Your objective —
Only the number is wanted: count the lines that contain "conservation".

——————————

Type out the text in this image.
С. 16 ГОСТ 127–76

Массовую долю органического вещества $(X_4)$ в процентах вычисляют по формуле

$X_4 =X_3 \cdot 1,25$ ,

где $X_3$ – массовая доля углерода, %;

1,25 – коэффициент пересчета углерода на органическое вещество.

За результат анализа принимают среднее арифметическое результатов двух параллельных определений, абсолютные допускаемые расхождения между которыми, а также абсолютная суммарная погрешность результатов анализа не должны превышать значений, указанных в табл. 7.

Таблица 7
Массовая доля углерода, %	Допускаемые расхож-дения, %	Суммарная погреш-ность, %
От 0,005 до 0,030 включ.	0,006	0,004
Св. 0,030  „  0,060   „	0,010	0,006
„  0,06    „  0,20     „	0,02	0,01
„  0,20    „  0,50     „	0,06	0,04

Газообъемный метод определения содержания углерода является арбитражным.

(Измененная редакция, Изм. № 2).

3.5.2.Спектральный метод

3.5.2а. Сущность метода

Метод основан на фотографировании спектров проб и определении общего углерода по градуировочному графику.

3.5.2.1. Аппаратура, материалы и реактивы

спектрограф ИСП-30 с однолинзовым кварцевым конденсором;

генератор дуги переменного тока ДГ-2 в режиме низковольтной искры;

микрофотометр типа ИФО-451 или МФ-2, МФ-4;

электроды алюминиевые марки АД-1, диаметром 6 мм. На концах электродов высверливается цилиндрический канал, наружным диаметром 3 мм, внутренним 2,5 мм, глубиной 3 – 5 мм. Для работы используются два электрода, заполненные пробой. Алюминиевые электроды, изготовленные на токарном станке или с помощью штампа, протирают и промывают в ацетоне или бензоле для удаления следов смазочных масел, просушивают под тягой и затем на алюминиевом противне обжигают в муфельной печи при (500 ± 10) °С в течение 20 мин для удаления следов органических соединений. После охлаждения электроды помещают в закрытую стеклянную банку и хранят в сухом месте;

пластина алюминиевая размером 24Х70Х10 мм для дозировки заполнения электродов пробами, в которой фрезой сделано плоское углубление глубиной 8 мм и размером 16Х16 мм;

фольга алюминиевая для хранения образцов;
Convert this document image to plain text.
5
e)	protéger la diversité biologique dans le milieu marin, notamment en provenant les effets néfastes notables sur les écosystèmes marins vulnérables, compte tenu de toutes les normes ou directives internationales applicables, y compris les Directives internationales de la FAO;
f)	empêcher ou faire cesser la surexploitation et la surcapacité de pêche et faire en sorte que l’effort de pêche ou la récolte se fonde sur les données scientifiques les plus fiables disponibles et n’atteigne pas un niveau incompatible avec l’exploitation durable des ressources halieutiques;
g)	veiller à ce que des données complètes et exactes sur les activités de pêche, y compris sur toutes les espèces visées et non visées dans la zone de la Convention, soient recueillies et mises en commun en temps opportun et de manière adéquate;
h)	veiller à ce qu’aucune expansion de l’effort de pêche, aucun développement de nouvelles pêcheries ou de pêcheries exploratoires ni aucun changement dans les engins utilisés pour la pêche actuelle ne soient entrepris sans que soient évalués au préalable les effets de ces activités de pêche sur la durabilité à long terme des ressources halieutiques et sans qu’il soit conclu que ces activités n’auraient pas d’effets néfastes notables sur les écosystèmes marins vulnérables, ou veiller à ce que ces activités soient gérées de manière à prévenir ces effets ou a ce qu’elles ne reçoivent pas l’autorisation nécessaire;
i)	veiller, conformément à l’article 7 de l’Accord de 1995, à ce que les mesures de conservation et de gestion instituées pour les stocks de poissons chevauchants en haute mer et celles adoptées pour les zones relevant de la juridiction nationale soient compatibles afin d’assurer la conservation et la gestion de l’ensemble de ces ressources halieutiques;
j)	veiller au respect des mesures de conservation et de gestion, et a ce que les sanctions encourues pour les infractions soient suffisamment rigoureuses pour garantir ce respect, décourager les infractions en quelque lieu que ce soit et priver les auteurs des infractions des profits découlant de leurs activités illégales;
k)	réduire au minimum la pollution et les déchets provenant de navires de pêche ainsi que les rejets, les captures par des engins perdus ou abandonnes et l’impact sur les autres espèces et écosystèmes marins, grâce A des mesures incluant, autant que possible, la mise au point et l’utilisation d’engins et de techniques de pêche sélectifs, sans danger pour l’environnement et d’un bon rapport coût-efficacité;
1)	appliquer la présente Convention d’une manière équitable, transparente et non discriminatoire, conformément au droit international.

——————————

Result of the exercise —
2